--- Your instructions ---
The records underneath are to be repeated exactly, with the pictures left out.

(Entries from a visual dataset)
----------------------------------------
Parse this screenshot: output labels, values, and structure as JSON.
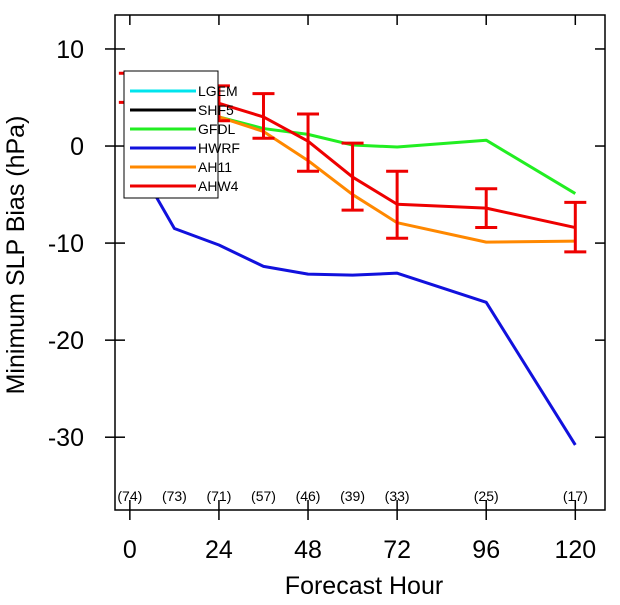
{
  "chart_data": {
    "type": "line",
    "title": "",
    "xlabel": "Forecast Hour",
    "ylabel": "Minimum SLP Bias (hPa)",
    "xlim": [
      -4,
      128
    ],
    "ylim": [
      -37.5,
      13.5
    ],
    "x_ticks": [
      0,
      24,
      48,
      72,
      96,
      120
    ],
    "y_ticks": [
      10,
      0,
      -10,
      -20,
      -30
    ],
    "grid": false,
    "legend_position": "top-left",
    "x": [
      0,
      12,
      24,
      36,
      48,
      60,
      72,
      96,
      120
    ],
    "series": [
      {
        "name": "LGEM",
        "color": "#00e5ee",
        "values": [
          5.3,
          5.6,
          null,
          null,
          null,
          null,
          null,
          null,
          null
        ]
      },
      {
        "name": "SHF5",
        "color": "#000000",
        "values": [
          null,
          null,
          null,
          null,
          null,
          null,
          null,
          null,
          null
        ]
      },
      {
        "name": "GFDL",
        "color": "#22ee22",
        "values": [
          3.8,
          2.8,
          3.0,
          1.8,
          1.2,
          0.1,
          -0.1,
          0.6,
          -4.9
        ]
      },
      {
        "name": "HWRF",
        "color": "#1111dd",
        "values": [
          -0.5,
          -8.5,
          -10.2,
          -12.4,
          -13.2,
          -13.3,
          -13.1,
          -16.1,
          -30.8
        ]
      },
      {
        "name": "AH11",
        "color": "#ff8800",
        "values": [
          5.0,
          4.2,
          3.0,
          1.5,
          -1.5,
          -5.0,
          -7.9,
          -9.9,
          -9.8
        ]
      },
      {
        "name": "AHW4",
        "color": "#ee0000",
        "values": [
          6.0,
          5.5,
          4.4,
          3.0,
          0.5,
          -3.2,
          -6.0,
          -6.4,
          -8.4
        ]
      }
    ],
    "error_bars": {
      "series": "AHW4",
      "color": "#ee0000",
      "x": [
        0,
        12,
        24,
        36,
        48,
        60,
        72,
        96,
        120
      ],
      "low": [
        4.5,
        3.8,
        2.6,
        0.8,
        -2.6,
        -6.6,
        -9.5,
        -8.4,
        -10.9
      ],
      "high": [
        7.5,
        7.2,
        6.2,
        5.4,
        3.3,
        0.3,
        -2.6,
        -4.4,
        -5.8
      ]
    },
    "sample_counts": {
      "x": [
        0,
        12,
        24,
        36,
        48,
        60,
        72,
        96,
        120
      ],
      "labels": [
        "(74)",
        "(73)",
        "(71)",
        "(57)",
        "(46)",
        "(39)",
        "(33)",
        "(25)",
        "(17)"
      ]
    }
  }
}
----------------------------------------
--- Expected answer ---
Parse this screenshot: output labels, values, and structure as JSON.
{
  "chart_data": {
    "type": "line",
    "title": "",
    "xlabel": "Forecast Hour",
    "ylabel": "Minimum SLP Bias (hPa)",
    "xlim": [
      -4,
      128
    ],
    "ylim": [
      -37.5,
      13.5
    ],
    "x_ticks": [
      0,
      24,
      48,
      72,
      96,
      120
    ],
    "y_ticks": [
      10,
      0,
      -10,
      -20,
      -30
    ],
    "grid": false,
    "legend_position": "top-left",
    "x": [
      0,
      12,
      24,
      36,
      48,
      60,
      72,
      96,
      120
    ],
    "series": [
      {
        "name": "LGEM",
        "color": "#00e5ee",
        "values": [
          5.3,
          5.6,
          null,
          null,
          null,
          null,
          null,
          null,
          null
        ]
      },
      {
        "name": "SHF5",
        "color": "#000000",
        "values": [
          null,
          null,
          null,
          null,
          null,
          null,
          null,
          null,
          null
        ]
      },
      {
        "name": "GFDL",
        "color": "#22ee22",
        "values": [
          3.8,
          2.8,
          3.0,
          1.8,
          1.2,
          0.1,
          -0.1,
          0.6,
          -4.9
        ]
      },
      {
        "name": "HWRF",
        "color": "#1111dd",
        "values": [
          -0.5,
          -8.5,
          -10.2,
          -12.4,
          -13.2,
          -13.3,
          -13.1,
          -16.1,
          -30.8
        ]
      },
      {
        "name": "AH11",
        "color": "#ff8800",
        "values": [
          5.0,
          4.2,
          3.0,
          1.5,
          -1.5,
          -5.0,
          -7.9,
          -9.9,
          -9.8
        ]
      },
      {
        "name": "AHW4",
        "color": "#ee0000",
        "values": [
          6.0,
          5.5,
          4.4,
          3.0,
          0.5,
          -3.2,
          -6.0,
          -6.4,
          -8.4
        ]
      }
    ],
    "error_bars": {
      "series": "AHW4",
      "color": "#ee0000",
      "x": [
        0,
        12,
        24,
        36,
        48,
        60,
        72,
        96,
        120
      ],
      "low": [
        4.5,
        3.8,
        2.6,
        0.8,
        -2.6,
        -6.6,
        -9.5,
        -8.4,
        -10.9
      ],
      "high": [
        7.5,
        7.2,
        6.2,
        5.4,
        3.3,
        0.3,
        -2.6,
        -4.4,
        -5.8
      ]
    },
    "sample_counts": {
      "x": [
        0,
        12,
        24,
        36,
        48,
        60,
        72,
        96,
        120
      ],
      "labels": [
        "(74)",
        "(73)",
        "(71)",
        "(57)",
        "(46)",
        "(39)",
        "(33)",
        "(25)",
        "(17)"
      ]
    }
  }
}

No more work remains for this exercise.